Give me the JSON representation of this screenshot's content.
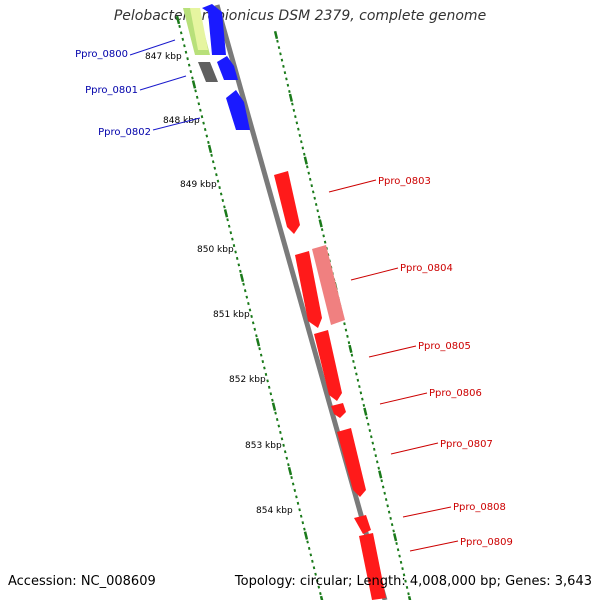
{
  "title": "Pelobacter propionicus DSM 2379, complete genome",
  "footer": {
    "accession": "Accession: NC_008609",
    "summary": "Topology: circular; Length: 4,008,000 bp; Genes: 3,643"
  },
  "colors": {
    "forward_gene": "#0000ff",
    "reverse_gene": "#ff0000",
    "pseudo_gene": "#f08080",
    "backbone": "#888888",
    "ticks": "#1a7a1a",
    "forward_label": "#0000aa",
    "reverse_label": "#cc0000"
  },
  "ruler": {
    "ticks": [
      "847 kbp",
      "848 kbp",
      "849 kbp",
      "850 kbp",
      "851 kbp",
      "852 kbp",
      "853 kbp",
      "854 kbp"
    ]
  },
  "genes_forward": [
    {
      "label": "Ppro_0800"
    },
    {
      "label": "Ppro_0801"
    },
    {
      "label": "Ppro_0802"
    }
  ],
  "genes_reverse": [
    {
      "label": "Ppro_0803"
    },
    {
      "label": "Ppro_0804"
    },
    {
      "label": "Ppro_0805"
    },
    {
      "label": "Ppro_0806"
    },
    {
      "label": "Ppro_0807"
    },
    {
      "label": "Ppro_0808"
    },
    {
      "label": "Ppro_0809"
    }
  ]
}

## [Exercise description]
Could you transcribe every entry exactly, leaving out the pictures?

## [Written response]
Give me the JSON representation of this screenshot's content.
{
  "title": "Pelobacter propionicus DSM 2379, complete genome",
  "footer": {
    "accession": "Accession: NC_008609",
    "summary": "Topology: circular; Length: 4,008,000 bp; Genes: 3,643"
  },
  "colors": {
    "forward_gene": "#0000ff",
    "reverse_gene": "#ff0000",
    "pseudo_gene": "#f08080",
    "backbone": "#888888",
    "ticks": "#1a7a1a",
    "forward_label": "#0000aa",
    "reverse_label": "#cc0000"
  },
  "ruler": {
    "ticks": [
      "847 kbp",
      "848 kbp",
      "849 kbp",
      "850 kbp",
      "851 kbp",
      "852 kbp",
      "853 kbp",
      "854 kbp"
    ]
  },
  "genes_forward": [
    {
      "label": "Ppro_0800"
    },
    {
      "label": "Ppro_0801"
    },
    {
      "label": "Ppro_0802"
    }
  ],
  "genes_reverse": [
    {
      "label": "Ppro_0803"
    },
    {
      "label": "Ppro_0804"
    },
    {
      "label": "Ppro_0805"
    },
    {
      "label": "Ppro_0806"
    },
    {
      "label": "Ppro_0807"
    },
    {
      "label": "Ppro_0808"
    },
    {
      "label": "Ppro_0809"
    }
  ]
}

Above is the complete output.